[STATED EXERCISE]: For each line below that includes the word "decision", make a copy.

++++++

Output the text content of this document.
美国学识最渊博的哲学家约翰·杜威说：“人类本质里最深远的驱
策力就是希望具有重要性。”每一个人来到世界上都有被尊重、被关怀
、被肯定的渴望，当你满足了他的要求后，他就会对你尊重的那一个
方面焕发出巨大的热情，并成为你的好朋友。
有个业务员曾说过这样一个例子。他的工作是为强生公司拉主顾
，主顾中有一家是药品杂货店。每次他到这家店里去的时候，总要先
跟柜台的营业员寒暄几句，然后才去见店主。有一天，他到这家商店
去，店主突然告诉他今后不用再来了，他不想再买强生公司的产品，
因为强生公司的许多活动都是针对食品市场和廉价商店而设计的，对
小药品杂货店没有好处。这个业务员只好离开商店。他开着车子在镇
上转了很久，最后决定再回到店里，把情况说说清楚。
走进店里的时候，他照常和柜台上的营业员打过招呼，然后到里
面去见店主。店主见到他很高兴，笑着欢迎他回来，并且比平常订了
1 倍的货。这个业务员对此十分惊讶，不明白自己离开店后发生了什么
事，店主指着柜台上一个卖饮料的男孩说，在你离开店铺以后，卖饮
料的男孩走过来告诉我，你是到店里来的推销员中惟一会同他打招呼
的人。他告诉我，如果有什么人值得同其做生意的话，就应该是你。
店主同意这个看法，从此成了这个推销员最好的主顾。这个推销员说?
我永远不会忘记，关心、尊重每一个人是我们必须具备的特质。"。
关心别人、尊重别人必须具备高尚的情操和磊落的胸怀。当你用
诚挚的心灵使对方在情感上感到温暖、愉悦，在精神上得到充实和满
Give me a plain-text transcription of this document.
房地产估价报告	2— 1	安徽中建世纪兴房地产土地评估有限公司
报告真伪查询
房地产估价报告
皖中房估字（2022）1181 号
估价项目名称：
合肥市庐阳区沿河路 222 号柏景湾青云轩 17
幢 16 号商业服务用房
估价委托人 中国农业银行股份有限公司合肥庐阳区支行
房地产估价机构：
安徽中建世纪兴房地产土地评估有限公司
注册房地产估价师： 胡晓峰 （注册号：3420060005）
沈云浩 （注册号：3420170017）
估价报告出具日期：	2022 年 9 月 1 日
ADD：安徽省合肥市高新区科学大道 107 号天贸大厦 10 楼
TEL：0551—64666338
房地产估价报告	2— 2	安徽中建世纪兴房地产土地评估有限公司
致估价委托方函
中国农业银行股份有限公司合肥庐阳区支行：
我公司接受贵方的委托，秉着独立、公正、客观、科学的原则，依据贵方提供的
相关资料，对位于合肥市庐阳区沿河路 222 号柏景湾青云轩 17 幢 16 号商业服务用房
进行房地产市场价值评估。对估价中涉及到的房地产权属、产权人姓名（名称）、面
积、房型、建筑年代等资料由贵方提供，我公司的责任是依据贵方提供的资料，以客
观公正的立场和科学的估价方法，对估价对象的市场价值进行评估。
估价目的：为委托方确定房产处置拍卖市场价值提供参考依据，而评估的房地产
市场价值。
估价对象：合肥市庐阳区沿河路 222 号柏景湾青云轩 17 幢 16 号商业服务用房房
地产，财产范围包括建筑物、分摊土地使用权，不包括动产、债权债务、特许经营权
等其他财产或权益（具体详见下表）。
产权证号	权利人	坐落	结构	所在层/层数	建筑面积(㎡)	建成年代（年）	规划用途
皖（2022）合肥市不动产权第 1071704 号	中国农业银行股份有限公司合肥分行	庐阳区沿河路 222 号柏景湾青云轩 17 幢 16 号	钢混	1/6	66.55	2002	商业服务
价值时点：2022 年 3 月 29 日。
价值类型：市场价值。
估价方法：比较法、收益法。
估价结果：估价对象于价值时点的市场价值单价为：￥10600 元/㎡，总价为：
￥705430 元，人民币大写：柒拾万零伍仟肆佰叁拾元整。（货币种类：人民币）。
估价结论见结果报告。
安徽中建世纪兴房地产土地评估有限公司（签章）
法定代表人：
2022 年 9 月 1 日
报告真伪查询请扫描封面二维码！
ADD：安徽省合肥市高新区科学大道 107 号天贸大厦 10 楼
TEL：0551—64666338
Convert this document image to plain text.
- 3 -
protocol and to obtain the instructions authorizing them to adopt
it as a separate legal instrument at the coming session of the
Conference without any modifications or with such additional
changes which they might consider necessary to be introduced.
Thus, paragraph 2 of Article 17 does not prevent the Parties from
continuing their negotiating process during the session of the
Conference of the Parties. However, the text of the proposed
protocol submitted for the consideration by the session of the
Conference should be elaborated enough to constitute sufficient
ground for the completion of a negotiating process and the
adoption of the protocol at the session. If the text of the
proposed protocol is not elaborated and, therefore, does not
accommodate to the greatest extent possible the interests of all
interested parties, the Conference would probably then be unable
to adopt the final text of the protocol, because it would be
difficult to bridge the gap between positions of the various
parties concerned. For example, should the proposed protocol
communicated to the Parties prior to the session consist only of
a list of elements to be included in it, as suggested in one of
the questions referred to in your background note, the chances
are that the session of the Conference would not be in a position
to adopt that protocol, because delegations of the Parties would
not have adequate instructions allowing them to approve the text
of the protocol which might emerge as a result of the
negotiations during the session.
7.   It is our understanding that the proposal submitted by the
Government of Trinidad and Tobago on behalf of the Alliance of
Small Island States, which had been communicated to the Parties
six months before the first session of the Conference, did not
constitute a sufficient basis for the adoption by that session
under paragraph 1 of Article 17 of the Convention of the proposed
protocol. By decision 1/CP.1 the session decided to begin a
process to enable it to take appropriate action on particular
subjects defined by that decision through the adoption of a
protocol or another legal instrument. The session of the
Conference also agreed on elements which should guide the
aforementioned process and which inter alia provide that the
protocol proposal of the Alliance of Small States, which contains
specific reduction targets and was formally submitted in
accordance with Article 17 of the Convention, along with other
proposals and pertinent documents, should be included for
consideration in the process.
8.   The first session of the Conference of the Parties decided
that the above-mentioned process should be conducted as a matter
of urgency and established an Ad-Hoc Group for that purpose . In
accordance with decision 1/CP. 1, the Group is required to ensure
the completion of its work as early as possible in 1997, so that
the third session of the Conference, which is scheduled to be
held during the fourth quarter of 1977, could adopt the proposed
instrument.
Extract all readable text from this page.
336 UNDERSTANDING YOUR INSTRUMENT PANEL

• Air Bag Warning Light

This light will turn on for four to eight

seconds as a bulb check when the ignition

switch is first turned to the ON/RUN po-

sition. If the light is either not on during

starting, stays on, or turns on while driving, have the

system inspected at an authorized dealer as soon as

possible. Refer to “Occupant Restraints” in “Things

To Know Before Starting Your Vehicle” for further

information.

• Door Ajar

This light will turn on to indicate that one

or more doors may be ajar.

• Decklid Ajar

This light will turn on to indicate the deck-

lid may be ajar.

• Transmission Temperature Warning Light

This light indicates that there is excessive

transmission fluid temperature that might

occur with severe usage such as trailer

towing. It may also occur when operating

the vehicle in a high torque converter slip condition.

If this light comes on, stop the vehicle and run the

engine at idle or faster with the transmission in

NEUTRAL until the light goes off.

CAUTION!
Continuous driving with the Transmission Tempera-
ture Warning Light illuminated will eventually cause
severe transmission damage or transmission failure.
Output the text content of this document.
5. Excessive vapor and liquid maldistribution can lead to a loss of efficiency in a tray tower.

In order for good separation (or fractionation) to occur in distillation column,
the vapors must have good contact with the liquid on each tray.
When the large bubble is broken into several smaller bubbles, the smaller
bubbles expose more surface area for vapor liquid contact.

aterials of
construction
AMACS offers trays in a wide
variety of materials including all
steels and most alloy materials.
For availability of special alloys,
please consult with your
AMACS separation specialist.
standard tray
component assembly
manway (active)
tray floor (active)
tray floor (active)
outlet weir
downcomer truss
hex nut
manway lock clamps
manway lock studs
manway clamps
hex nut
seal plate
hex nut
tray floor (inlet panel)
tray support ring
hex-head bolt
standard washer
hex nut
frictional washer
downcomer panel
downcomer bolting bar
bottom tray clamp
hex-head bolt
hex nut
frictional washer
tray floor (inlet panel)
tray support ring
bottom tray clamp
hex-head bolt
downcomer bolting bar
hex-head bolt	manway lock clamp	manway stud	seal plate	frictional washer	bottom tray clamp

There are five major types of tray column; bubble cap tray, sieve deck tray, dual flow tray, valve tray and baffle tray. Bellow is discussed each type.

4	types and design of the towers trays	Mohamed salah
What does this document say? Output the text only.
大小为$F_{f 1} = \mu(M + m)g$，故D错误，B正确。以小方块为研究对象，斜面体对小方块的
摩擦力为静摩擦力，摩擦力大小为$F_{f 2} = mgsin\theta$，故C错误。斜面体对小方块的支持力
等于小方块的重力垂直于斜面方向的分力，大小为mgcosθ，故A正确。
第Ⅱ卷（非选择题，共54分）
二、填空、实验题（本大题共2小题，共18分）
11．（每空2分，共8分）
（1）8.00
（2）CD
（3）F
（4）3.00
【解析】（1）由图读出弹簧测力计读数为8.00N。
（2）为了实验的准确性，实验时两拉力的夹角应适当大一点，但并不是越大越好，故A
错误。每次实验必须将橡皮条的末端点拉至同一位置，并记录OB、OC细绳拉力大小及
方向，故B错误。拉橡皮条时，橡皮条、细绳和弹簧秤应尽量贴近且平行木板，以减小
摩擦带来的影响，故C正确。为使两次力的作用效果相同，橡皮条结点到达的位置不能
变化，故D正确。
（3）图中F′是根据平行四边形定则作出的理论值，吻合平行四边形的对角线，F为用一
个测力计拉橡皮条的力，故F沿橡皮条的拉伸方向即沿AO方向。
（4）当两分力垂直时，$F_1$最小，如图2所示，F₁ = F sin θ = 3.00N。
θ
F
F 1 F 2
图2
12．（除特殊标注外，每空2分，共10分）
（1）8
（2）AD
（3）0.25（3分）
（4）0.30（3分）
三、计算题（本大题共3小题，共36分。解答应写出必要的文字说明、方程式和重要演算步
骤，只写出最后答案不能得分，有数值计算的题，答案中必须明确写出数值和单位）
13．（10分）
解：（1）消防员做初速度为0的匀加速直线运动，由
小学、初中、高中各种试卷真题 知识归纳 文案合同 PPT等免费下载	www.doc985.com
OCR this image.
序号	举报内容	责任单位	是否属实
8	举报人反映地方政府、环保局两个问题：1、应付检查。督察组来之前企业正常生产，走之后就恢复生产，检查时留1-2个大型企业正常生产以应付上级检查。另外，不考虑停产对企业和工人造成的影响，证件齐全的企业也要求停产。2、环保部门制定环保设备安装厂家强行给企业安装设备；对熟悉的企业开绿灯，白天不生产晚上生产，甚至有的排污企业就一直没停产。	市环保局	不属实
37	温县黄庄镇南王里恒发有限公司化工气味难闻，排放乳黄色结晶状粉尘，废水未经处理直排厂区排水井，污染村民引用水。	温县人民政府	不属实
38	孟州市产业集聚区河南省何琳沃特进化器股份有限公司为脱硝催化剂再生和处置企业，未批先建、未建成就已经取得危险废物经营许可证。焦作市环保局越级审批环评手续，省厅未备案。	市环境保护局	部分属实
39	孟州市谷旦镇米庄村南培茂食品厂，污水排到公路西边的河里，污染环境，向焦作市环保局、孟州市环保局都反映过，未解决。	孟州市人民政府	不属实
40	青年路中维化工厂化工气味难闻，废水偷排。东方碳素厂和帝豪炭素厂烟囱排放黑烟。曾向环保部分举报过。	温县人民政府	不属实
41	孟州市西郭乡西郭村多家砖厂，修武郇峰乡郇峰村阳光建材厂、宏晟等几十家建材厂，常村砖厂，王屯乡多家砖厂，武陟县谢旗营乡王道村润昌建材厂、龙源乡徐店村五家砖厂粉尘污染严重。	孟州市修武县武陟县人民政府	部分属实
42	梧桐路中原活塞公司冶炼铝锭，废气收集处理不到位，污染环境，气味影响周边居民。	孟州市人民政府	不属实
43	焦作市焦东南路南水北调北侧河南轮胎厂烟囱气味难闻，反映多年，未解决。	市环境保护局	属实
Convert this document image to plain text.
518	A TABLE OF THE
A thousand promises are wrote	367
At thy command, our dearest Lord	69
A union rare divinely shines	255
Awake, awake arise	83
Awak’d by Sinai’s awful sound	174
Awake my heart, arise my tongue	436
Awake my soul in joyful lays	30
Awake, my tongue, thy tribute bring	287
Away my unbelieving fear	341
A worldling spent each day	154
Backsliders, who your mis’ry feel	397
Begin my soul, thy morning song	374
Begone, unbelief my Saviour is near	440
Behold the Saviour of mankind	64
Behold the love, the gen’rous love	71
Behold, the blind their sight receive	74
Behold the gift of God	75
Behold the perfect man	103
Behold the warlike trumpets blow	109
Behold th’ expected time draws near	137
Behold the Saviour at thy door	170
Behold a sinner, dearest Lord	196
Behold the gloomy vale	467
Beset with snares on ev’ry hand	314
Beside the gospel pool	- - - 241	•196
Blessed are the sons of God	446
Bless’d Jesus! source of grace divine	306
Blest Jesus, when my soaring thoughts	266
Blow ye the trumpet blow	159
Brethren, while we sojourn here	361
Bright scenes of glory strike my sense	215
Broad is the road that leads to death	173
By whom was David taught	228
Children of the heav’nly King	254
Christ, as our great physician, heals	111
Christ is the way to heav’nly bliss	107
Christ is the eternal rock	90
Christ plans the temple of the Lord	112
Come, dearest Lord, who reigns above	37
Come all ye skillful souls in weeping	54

++++++

[OUTPUT BELOW]:
protocol. By decision 1/CP.1 the session decided to begin a
subjects defined by that decision through the adoption of a
accordance with decision 1/CP. 1, the Group is required to ensure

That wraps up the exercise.